Please retype the data in full and exactly; the pictures are not part of the copy.

+++ Entries +++

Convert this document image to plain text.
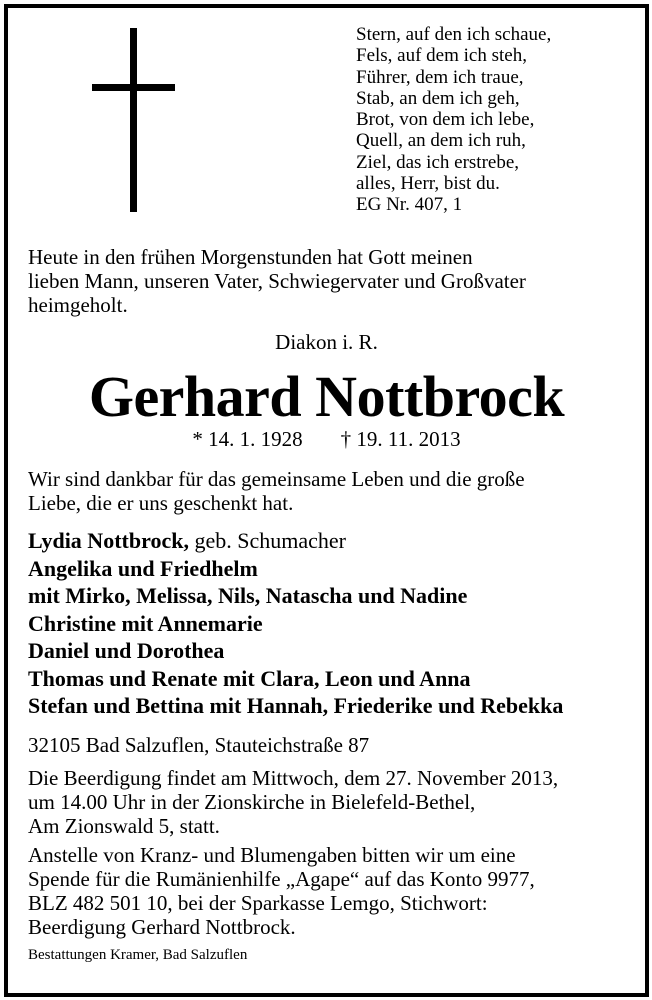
Stern, auf den ich schaue,
Fels, auf dem ich steh,
Führer, dem ich traue,
Stab, an dem ich geh,
Brot, von dem ich lebe,
Quell, an dem ich ruh,
Ziel, das ich erstrebe,
alles, Herr, bist du.
EG Nr. 407, 1
Heute in den frühen Morgenstunden hat Gott meinen
lieben Mann, unseren Vater, Schwiegervater und Großvater
heimgeholt.
Diakon i. R.
Gerhard Nottbrock
* 14. 1. 1928 † 19. 11. 2013
Wir sind dankbar für das gemeinsame Leben und die große
Liebe, die er uns geschenkt hat.
Lydia Nottbrock, geb. Schumacher
Angelika und Friedhelm
mit Mirko, Melissa, Nils, Natascha und Nadine
Christine mit Annemarie
Daniel und Dorothea
Thomas und Renate mit Clara, Leon und Anna
Stefan und Bettina mit Hannah, Friederike und Rebekka
32105 Bad Salzuflen, Stauteichstraße 87
Die Beerdigung findet am Mittwoch, dem 27. November 2013,
um 14.00 Uhr in der Zionskirche in Bielefeld-Bethel,
Am Zionswald 5, statt.
Anstelle von Kranz- und Blumengaben bitten wir um eine
Spende für die Rumänienhilfe „Agape“ auf das Konto 9977,
BLZ 482 501 10, bei der Sparkasse Lemgo, Stichwort:
Beerdigung Gerhard Nottbrock.
Bestattungen Kramer, Bad Salzuflen
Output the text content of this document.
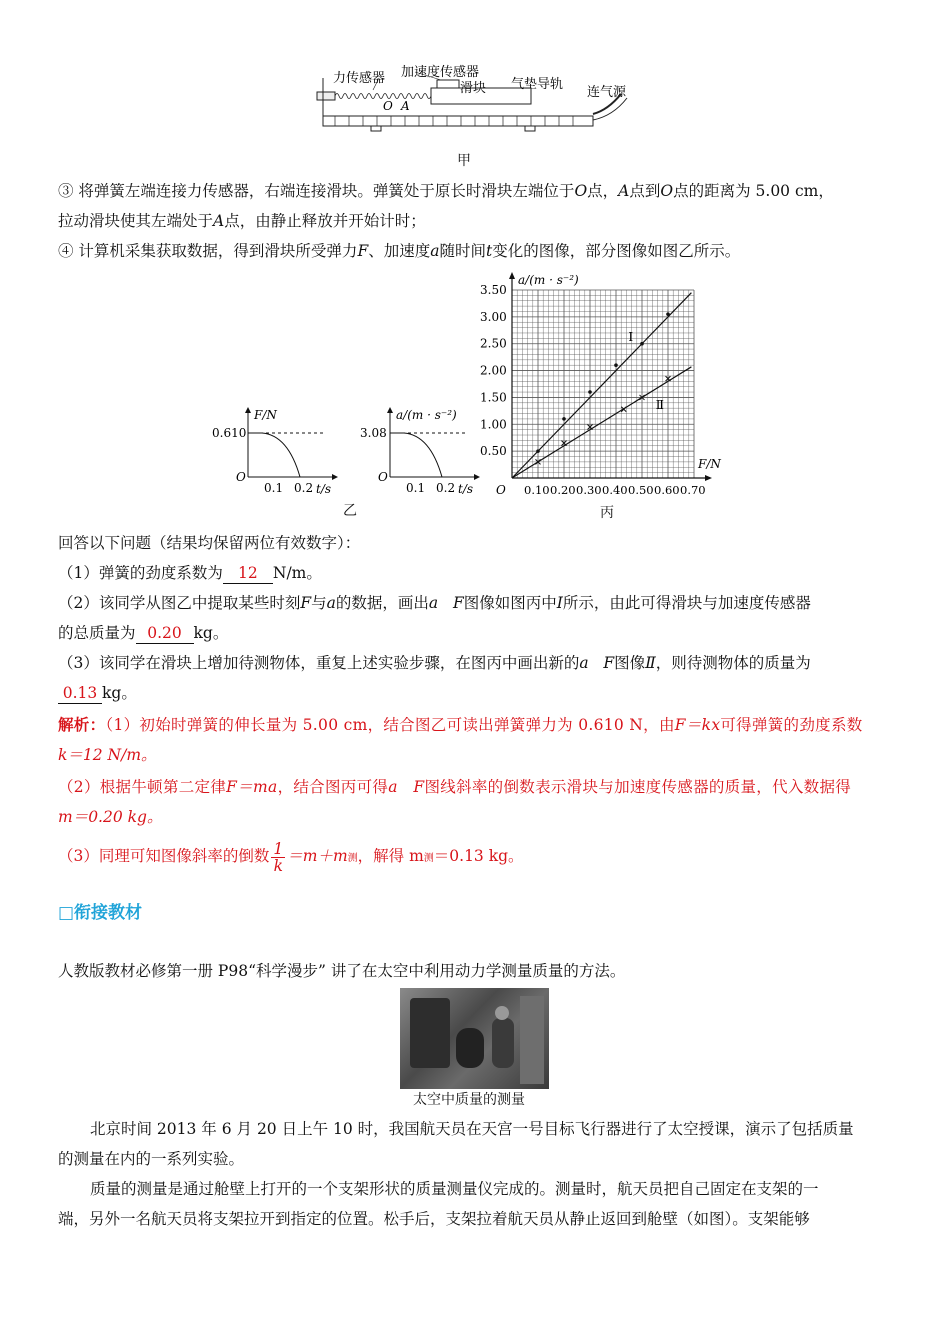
力传感器 加速度传感器
滑块 气垫导轨
连气源
O A
甲
③ 将弹簧左端连接力传感器，右端连接滑块。弹簧处于原长时滑块左端位于O点，A点到O点的距离为 5.00 cm，
拉动滑块使其左端处于A点，由静止释放并开始计时；
④ 计算机采集获取数据，得到滑块所受弹力F、加速度a随时间t变化的图像，部分图像如图乙所示。
F/N
0.610
O
0.1 0.2 t/s
a/(m · s⁻²)
3.08
O
0.1 0.2 t/s
乙
0.50
1.00
1.50
2.00
2.50
3.00
3.50
0.10 0.20 0.30 0.40 0.50 0.60 0.70
O
a/(m · s⁻²)
F/N
Ⅰ
Ⅱ
丙
回答以下问题（结果均保留两位有效数字）：
（1）弹簧的劲度系数为 12 N/m。
（2）该同学从图乙中提取某些时刻F与a的数据，画出a F图像如图丙中Ⅰ所示，由此可得滑块与加速度传感器
的总质量为 0.20 kg。
（3）该同学在滑块上增加待测物体，重复上述实验步骤，在图丙中画出新的a F图像Ⅱ，则待测物体的质量为
0.13 kg。
解析：（1）初始时弹簧的伸长量为 5.00 cm，结合图乙可读出弹簧弹力为 0.610 N，由F＝kx可得弹簧的劲度系数
k＝12 N/m。
（2）根据牛顿第二定律F＝ma，结合图丙可得a F图线斜率的倒数表示滑块与加速度传感器的质量，代入数据得
m＝0.20 kg。
（3）同理可知图像斜率的倒数 $\frac{1}{k} =m+m$测，解得 m测＝0.13 kg。
□衔接教材
人教版教材必修第一册 P98“科学漫步” 讲了在太空中利用动力学测量质量的方法。
太空中质量的测量
北京时间 2013 年 6 月 20 日上午 10 时，我国航天员在天宫一号目标飞行器进行了太空授课，演示了包括质量
的测量在内的一系列实验。
质量的测量是通过舱壁上打开的一个支架形状的质量测量仪完成的。测量时，航天员把自己固定在支架的一
端，另外一名航天员将支架拉开到指定的位置。松手后，支架拉着航天员从静止返回到舱壁（如图）。支架能够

+++

Answer to this exercise:
Convert this document image to plain text.
Stern, auf den ich schaue,
Fels, auf dem ich steh,
Führer, dem ich traue,
Stab, an dem ich geh,
Brot, von dem ich lebe,
Quell, an dem ich ruh,
Ziel, das ich erstrebe,
alles, Herr, bist du.
EG Nr. 407, 1
Heute in den frühen Morgenstunden hat Gott meinen
lieben Mann, unseren Vater, Schwiegervater und Großvater
heimgeholt.
Diakon i. R.
Gerhard Nottbrock
* 14. 1. 1928 † 19. 11. 2013
Wir sind dankbar für das gemeinsame Leben und die große
Liebe, die er uns geschenkt hat.
Lydia Nottbrock, geb. Schumacher
Angelika und Friedhelm
mit Mirko, Melissa, Nils, Natascha und Nadine
Christine mit Annemarie
Daniel und Dorothea
Thomas und Renate mit Clara, Leon und Anna
Stefan und Bettina mit Hannah, Friederike und Rebekka
32105 Bad Salzuflen, Stauteichstraße 87
Die Beerdigung findet am Mittwoch, dem 27. November 2013,
um 14.00 Uhr in der Zionskirche in Bielefeld-Bethel,
Am Zionswald 5, statt.
Anstelle von Kranz- und Blumengaben bitten wir um eine
Spende für die Rumänienhilfe „Agape“ auf das Konto 9977,
BLZ 482 501 10, bei der Sparkasse Lemgo, Stichwort:
Beerdigung Gerhard Nottbrock.
Bestattungen Kramer, Bad Salzuflen
Output the text content of this document.
力传感器 加速度传感器
滑块 气垫导轨
连气源
O A
甲
③ 将弹簧左端连接力传感器，右端连接滑块。弹簧处于原长时滑块左端位于O点，A点到O点的距离为 5.00 cm，
拉动滑块使其左端处于A点，由静止释放并开始计时；
④ 计算机采集获取数据，得到滑块所受弹力F、加速度a随时间t变化的图像，部分图像如图乙所示。
F/N
0.610
O
0.1 0.2 t/s
a/(m · s⁻²)
3.08
O
0.1 0.2 t/s
乙
0.50
1.00
1.50
2.00
2.50
3.00
3.50
0.10 0.20 0.30 0.40 0.50 0.60 0.70
O
a/(m · s⁻²)
F/N
Ⅰ
Ⅱ
丙
回答以下问题（结果均保留两位有效数字）：
（1）弹簧的劲度系数为 12 N/m。
（2）该同学从图乙中提取某些时刻F与a的数据，画出a F图像如图丙中Ⅰ所示，由此可得滑块与加速度传感器
的总质量为 0.20 kg。
（3）该同学在滑块上增加待测物体，重复上述实验步骤，在图丙中画出新的a F图像Ⅱ，则待测物体的质量为
0.13 kg。
解析：（1）初始时弹簧的伸长量为 5.00 cm，结合图乙可读出弹簧弹力为 0.610 N，由F＝kx可得弹簧的劲度系数
k＝12 N/m。
（2）根据牛顿第二定律F＝ma，结合图丙可得a F图线斜率的倒数表示滑块与加速度传感器的质量，代入数据得
m＝0.20 kg。
（3）同理可知图像斜率的倒数 $\frac{1}{k} =m+m$测，解得 m测＝0.13 kg。
□衔接教材
人教版教材必修第一册 P98“科学漫步” 讲了在太空中利用动力学测量质量的方法。
太空中质量的测量
北京时间 2013 年 6 月 20 日上午 10 时，我国航天员在天宫一号目标飞行器进行了太空授课，演示了包括质量
的测量在内的一系列实验。
质量的测量是通过舱壁上打开的一个支架形状的质量测量仪完成的。测量时，航天员把自己固定在支架的一
端，另外一名航天员将支架拉开到指定的位置。松手后，支架拉着航天员从静止返回到舱壁（如图）。支架能够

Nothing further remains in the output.